┌─ Task input

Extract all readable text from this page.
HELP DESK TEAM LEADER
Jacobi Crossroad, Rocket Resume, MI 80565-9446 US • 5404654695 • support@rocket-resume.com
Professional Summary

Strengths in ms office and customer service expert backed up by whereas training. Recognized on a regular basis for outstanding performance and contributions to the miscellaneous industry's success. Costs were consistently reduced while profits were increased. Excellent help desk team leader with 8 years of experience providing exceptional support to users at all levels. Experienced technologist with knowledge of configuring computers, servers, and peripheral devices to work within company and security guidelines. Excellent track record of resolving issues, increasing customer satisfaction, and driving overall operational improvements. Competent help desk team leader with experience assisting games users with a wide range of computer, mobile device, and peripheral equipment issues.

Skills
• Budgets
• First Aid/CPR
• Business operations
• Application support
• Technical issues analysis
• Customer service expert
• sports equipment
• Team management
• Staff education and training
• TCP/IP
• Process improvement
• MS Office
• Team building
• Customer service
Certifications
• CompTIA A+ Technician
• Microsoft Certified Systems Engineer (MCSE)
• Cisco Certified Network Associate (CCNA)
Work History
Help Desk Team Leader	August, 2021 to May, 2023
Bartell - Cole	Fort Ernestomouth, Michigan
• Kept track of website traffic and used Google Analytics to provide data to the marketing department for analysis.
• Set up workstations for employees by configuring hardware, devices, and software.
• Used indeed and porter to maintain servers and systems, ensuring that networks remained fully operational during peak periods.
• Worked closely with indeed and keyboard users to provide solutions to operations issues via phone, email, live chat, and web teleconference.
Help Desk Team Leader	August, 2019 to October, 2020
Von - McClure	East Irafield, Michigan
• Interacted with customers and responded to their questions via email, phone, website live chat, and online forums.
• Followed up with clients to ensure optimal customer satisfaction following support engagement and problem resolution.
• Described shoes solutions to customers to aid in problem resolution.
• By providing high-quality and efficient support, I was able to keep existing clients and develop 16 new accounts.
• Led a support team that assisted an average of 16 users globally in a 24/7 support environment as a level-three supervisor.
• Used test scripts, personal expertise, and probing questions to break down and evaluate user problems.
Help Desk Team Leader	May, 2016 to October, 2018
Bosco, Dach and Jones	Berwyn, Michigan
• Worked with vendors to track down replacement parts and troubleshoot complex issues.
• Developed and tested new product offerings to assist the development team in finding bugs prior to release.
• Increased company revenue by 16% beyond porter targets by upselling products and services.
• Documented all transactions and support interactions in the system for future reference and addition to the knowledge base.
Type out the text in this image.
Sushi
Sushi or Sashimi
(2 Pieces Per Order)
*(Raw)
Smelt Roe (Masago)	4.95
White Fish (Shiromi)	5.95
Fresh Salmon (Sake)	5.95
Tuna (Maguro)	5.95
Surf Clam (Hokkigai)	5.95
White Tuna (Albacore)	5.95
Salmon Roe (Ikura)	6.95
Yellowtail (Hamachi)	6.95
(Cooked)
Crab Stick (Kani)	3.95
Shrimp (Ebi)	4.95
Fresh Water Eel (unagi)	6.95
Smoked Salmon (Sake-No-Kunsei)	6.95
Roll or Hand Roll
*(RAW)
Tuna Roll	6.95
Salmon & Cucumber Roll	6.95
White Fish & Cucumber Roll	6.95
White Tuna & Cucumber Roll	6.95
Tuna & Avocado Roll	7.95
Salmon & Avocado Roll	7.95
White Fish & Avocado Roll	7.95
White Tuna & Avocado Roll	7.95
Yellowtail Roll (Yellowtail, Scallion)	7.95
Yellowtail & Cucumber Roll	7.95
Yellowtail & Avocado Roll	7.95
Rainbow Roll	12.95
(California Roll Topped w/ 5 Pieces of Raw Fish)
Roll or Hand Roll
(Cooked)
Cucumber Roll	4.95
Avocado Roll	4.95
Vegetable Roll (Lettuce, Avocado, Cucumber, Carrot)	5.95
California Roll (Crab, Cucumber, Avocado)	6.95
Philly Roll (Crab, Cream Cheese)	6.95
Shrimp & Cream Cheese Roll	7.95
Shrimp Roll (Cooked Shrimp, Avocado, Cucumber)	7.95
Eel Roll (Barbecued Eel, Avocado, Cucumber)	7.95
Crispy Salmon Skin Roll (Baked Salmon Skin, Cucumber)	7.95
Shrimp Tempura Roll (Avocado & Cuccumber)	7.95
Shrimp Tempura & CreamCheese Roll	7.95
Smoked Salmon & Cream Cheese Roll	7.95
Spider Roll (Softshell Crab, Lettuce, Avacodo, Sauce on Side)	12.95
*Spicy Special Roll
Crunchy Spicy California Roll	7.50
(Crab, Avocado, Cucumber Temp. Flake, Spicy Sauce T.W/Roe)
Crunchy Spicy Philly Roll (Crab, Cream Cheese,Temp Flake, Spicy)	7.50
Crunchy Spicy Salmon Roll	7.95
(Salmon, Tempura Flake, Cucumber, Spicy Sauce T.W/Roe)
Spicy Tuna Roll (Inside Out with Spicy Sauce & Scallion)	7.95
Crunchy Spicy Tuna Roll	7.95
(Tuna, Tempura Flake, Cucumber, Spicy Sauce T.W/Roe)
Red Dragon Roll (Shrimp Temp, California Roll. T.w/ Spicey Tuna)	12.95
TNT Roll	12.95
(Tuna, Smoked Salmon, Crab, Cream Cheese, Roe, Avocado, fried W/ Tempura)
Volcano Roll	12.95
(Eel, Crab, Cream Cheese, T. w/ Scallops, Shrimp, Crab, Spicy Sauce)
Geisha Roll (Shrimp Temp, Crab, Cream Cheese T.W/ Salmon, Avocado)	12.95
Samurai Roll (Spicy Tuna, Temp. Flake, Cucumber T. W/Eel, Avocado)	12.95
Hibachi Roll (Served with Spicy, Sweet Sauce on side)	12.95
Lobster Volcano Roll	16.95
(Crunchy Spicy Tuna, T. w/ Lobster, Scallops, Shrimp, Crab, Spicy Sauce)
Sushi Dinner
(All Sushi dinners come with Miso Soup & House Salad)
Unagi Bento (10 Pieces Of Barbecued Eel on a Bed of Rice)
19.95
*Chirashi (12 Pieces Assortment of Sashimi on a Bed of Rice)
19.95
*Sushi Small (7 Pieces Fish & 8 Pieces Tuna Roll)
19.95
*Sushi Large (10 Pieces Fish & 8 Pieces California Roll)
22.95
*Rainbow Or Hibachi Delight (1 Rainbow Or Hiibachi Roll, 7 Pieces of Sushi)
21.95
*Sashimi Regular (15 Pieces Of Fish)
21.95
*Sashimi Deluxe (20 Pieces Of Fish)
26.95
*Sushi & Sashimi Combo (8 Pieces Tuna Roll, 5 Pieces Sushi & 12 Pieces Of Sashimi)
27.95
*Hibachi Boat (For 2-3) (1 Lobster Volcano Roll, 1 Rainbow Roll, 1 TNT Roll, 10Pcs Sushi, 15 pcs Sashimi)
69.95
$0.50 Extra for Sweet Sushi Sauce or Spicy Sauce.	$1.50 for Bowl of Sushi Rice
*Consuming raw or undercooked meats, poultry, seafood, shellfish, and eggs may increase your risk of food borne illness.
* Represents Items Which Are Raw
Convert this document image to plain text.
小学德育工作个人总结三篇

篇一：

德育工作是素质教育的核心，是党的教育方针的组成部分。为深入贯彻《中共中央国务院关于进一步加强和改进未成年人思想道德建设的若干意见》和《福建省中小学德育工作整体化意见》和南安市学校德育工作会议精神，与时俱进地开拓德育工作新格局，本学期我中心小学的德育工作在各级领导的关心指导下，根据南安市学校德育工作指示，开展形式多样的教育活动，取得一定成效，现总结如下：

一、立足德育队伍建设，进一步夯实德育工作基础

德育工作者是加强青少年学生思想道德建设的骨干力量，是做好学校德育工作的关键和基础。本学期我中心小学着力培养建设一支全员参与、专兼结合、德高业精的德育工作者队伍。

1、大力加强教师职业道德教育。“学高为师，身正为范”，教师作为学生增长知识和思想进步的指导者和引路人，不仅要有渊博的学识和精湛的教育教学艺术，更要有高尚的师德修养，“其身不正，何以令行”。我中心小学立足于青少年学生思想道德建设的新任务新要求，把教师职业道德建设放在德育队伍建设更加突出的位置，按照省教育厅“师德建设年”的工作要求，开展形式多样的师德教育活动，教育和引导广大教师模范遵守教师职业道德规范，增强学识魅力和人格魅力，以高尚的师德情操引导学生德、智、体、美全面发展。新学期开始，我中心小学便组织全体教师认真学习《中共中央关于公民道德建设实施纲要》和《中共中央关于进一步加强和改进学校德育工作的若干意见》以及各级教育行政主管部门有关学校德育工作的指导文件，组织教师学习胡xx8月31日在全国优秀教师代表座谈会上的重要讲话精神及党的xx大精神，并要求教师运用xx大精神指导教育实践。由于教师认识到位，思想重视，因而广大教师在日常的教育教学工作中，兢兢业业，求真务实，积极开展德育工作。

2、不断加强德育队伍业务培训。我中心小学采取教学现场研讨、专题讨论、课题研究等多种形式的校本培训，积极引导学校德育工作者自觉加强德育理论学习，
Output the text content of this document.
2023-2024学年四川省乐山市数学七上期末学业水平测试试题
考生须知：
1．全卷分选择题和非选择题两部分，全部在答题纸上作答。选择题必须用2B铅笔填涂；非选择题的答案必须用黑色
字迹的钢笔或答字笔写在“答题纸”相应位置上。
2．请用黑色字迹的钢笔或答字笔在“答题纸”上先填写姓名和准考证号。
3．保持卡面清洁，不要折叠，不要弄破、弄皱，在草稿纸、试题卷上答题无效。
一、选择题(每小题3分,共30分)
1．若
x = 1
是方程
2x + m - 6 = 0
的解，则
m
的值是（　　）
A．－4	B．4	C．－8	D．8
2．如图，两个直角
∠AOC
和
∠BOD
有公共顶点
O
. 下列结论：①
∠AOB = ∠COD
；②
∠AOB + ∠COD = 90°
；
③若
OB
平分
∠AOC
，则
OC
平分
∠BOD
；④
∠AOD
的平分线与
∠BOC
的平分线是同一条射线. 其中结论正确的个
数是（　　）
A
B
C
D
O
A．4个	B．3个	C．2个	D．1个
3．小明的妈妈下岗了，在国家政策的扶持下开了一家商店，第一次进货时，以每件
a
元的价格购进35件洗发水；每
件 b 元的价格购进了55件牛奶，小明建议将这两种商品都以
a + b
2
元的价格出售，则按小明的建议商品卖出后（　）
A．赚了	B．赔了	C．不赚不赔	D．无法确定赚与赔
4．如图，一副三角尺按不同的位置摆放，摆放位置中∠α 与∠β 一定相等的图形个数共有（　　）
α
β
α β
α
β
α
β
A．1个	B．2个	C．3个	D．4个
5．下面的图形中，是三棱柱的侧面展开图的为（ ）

└─

- What this task involves: Your task is to extract the lines running from the one with "Output the text content of this document." to the end of the material, inclusive, copying each exactly and adding nothing.

- Exercise answer:
Output the text content of this document.
2023-2024学年四川省乐山市数学七上期末学业水平测试试题
考生须知：
1．全卷分选择题和非选择题两部分，全部在答题纸上作答。选择题必须用2B铅笔填涂；非选择题的答案必须用黑色
字迹的钢笔或答字笔写在“答题纸”相应位置上。
2．请用黑色字迹的钢笔或答字笔在“答题纸”上先填写姓名和准考证号。
3．保持卡面清洁，不要折叠，不要弄破、弄皱，在草稿纸、试题卷上答题无效。
一、选择题(每小题3分,共30分)
1．若
x = 1
是方程
2x + m - 6 = 0
的解，则
m
的值是（　　）
A．－4	B．4	C．－8	D．8
2．如图，两个直角
∠AOC
和
∠BOD
有公共顶点
O
. 下列结论：①
∠AOB = ∠COD
；②
∠AOB + ∠COD = 90°
；
③若
OB
平分
∠AOC
，则
OC
平分
∠BOD
；④
∠AOD
的平分线与
∠BOC
的平分线是同一条射线. 其中结论正确的个
数是（　　）
A
B
C
D
O
A．4个	B．3个	C．2个	D．1个
3．小明的妈妈下岗了，在国家政策的扶持下开了一家商店，第一次进货时，以每件
a
元的价格购进35件洗发水；每
件 b 元的价格购进了55件牛奶，小明建议将这两种商品都以
a + b
2
元的价格出售，则按小明的建议商品卖出后（　）
A．赚了	B．赔了	C．不赚不赔	D．无法确定赚与赔
4．如图，一副三角尺按不同的位置摆放，摆放位置中∠α 与∠β 一定相等的图形个数共有（　　）
α
β
α β
α
β
α
β
A．1个	B．2个	C．3个	D．4个
5．下面的图形中，是三棱柱的侧面展开图的为（ ）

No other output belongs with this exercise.